* Records shown *

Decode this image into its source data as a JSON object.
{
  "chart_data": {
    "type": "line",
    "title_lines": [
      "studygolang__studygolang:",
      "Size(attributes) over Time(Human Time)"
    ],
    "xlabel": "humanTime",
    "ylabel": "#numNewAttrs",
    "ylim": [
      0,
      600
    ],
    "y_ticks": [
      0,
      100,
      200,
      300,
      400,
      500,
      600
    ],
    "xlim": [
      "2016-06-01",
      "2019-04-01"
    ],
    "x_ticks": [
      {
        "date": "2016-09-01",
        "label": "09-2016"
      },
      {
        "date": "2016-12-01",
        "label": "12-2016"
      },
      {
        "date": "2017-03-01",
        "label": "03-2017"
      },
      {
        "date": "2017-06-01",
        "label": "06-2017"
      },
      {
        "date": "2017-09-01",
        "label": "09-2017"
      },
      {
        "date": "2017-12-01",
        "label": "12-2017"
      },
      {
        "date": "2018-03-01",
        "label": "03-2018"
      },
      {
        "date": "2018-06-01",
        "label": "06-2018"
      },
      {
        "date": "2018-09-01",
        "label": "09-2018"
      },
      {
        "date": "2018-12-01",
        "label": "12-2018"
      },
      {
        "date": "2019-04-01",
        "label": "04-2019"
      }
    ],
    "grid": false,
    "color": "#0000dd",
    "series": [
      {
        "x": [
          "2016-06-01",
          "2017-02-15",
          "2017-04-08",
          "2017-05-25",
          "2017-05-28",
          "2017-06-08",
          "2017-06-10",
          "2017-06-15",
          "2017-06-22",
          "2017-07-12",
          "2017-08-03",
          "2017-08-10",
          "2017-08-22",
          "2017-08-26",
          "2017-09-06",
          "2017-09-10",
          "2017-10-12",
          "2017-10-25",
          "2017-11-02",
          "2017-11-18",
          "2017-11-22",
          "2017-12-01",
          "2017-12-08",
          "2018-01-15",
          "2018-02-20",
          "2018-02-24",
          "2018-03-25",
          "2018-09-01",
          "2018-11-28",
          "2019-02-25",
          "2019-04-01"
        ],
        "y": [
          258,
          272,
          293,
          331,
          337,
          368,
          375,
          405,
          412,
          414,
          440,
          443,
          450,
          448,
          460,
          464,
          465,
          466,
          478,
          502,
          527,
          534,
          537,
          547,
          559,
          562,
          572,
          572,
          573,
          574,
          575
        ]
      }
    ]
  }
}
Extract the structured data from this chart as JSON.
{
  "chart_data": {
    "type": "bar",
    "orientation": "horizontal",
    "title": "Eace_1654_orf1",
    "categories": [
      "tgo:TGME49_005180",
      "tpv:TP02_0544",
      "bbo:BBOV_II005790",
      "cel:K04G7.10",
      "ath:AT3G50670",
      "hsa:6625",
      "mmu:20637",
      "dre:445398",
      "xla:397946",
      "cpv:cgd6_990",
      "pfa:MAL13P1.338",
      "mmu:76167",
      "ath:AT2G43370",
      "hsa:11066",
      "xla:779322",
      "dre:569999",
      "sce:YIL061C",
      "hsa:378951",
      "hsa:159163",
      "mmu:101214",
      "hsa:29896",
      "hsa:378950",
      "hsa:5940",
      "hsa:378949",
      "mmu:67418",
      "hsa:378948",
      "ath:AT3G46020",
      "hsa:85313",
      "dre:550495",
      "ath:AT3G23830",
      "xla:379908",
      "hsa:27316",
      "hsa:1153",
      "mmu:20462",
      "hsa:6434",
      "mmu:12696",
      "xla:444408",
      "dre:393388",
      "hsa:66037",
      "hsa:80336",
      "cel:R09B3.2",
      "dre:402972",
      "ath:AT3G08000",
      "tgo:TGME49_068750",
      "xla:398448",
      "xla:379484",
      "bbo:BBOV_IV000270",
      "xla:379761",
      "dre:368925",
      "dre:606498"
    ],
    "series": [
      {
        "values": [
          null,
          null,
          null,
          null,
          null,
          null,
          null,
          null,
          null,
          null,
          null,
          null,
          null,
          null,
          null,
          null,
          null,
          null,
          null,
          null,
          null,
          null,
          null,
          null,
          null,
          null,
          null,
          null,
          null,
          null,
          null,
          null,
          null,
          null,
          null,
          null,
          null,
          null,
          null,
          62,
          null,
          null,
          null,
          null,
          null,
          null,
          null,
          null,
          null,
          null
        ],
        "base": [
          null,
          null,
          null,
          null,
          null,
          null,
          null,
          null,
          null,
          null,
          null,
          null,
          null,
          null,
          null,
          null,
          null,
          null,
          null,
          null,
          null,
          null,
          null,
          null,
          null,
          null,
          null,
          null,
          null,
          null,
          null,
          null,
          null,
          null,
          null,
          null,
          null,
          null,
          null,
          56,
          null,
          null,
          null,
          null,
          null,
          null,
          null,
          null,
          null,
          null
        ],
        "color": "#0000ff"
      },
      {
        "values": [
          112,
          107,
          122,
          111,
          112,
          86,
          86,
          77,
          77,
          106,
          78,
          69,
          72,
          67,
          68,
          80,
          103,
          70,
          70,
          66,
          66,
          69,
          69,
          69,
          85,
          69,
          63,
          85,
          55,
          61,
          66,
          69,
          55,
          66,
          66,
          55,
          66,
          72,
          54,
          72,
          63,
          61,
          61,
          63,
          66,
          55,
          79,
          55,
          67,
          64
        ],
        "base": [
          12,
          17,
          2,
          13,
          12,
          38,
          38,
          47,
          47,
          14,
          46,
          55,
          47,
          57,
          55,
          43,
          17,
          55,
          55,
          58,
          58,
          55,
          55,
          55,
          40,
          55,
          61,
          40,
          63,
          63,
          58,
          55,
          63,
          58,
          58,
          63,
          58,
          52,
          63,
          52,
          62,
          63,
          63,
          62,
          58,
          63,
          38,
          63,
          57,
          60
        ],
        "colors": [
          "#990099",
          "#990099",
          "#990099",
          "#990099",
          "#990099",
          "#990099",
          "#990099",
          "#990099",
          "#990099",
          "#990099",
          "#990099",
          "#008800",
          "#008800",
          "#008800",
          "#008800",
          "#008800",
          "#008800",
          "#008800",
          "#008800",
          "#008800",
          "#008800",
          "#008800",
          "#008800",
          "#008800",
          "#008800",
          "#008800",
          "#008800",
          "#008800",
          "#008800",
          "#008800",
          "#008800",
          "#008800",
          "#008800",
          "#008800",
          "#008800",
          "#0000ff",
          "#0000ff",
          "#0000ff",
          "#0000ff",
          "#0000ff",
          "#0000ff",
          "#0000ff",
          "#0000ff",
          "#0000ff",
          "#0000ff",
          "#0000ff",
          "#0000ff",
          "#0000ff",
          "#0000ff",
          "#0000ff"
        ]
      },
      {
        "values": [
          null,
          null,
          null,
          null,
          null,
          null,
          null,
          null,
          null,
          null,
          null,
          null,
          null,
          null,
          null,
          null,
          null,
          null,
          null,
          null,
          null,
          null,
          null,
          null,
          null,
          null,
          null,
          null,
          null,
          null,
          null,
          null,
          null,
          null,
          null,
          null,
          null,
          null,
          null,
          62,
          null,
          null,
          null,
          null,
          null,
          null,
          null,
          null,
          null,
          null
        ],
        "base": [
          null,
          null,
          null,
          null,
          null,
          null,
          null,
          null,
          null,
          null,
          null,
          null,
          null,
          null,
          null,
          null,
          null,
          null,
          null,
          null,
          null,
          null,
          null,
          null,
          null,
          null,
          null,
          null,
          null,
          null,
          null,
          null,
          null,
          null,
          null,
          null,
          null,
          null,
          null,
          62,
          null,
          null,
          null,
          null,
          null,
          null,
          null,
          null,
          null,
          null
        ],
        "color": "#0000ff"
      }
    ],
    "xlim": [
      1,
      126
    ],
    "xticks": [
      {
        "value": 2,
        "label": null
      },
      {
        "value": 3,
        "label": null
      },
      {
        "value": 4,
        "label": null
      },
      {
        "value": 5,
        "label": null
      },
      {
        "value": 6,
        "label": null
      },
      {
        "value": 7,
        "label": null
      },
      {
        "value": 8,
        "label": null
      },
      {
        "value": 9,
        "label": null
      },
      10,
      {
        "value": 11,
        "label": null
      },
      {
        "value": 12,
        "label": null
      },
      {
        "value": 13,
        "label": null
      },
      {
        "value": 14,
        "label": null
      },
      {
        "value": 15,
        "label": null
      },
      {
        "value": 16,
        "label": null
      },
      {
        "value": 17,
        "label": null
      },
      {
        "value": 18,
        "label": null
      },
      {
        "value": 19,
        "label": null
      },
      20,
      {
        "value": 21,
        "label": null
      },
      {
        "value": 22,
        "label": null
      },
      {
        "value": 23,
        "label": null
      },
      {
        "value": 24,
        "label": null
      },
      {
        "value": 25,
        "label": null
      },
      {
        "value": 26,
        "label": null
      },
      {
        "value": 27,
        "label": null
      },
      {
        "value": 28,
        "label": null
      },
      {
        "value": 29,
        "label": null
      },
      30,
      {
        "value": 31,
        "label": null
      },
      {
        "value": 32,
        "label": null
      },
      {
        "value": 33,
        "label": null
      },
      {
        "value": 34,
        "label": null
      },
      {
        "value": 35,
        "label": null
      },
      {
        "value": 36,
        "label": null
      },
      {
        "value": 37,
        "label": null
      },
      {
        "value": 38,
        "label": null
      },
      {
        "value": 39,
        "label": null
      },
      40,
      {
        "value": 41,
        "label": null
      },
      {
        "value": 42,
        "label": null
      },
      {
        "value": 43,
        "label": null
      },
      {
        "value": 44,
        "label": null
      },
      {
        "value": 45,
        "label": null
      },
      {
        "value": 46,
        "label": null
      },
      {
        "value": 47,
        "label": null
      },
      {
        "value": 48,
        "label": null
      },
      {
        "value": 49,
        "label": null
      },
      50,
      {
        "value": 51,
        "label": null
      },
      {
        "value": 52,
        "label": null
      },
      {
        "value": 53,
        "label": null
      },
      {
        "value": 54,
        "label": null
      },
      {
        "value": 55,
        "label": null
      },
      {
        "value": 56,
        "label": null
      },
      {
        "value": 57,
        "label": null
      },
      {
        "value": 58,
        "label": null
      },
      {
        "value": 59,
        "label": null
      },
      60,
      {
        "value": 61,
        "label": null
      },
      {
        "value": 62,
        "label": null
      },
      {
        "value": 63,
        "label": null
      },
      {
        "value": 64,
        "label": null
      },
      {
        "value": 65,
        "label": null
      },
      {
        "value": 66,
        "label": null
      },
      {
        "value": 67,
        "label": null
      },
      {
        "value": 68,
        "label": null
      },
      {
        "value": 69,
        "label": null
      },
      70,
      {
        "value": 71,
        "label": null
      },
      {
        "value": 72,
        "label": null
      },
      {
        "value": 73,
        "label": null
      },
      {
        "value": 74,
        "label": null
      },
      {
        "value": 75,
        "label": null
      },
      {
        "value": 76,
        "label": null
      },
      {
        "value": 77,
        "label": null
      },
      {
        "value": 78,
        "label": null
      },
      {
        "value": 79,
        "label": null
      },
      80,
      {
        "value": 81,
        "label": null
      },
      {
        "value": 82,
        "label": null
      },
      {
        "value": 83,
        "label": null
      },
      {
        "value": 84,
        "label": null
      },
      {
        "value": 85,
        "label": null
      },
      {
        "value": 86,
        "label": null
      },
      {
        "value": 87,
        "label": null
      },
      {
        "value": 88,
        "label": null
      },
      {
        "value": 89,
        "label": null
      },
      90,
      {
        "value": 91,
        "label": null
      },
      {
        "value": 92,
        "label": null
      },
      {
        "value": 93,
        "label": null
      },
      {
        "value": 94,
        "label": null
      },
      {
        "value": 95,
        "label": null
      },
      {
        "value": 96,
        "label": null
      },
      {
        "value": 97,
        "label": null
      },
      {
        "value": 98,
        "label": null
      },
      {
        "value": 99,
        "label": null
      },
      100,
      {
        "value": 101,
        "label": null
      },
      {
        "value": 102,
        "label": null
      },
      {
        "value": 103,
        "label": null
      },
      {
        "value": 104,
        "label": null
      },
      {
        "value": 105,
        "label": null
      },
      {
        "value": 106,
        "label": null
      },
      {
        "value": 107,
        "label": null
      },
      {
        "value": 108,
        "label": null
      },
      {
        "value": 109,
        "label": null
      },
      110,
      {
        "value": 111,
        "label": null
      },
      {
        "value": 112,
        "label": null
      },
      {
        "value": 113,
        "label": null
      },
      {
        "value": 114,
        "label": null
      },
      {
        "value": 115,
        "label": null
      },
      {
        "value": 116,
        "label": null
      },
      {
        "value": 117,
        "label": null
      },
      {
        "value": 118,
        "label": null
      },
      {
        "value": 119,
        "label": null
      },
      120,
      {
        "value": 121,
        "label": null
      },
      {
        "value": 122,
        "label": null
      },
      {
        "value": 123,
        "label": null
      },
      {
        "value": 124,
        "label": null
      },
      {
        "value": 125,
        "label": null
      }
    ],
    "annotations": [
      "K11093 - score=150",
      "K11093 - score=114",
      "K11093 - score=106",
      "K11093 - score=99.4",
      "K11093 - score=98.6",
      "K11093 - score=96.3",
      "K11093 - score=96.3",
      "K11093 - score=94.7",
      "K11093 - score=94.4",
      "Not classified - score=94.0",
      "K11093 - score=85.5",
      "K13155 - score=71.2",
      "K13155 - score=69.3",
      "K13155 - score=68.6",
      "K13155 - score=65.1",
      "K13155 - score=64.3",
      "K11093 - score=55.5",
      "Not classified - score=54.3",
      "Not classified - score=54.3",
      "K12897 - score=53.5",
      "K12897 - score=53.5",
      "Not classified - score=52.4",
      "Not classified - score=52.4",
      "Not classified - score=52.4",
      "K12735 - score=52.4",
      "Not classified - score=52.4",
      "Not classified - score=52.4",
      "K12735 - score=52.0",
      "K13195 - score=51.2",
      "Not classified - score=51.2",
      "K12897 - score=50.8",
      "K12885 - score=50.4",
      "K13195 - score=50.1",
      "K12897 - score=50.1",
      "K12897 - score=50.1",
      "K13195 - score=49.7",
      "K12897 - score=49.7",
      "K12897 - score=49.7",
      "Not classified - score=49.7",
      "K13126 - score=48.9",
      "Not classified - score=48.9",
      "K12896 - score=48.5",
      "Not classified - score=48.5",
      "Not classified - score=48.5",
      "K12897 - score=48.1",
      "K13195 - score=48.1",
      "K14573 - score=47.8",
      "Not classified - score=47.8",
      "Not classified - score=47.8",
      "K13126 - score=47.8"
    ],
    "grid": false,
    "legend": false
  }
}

* What to work on *
Across all the entries, count the lines that contain the word "this" and give the number by itself.

* Task result *
2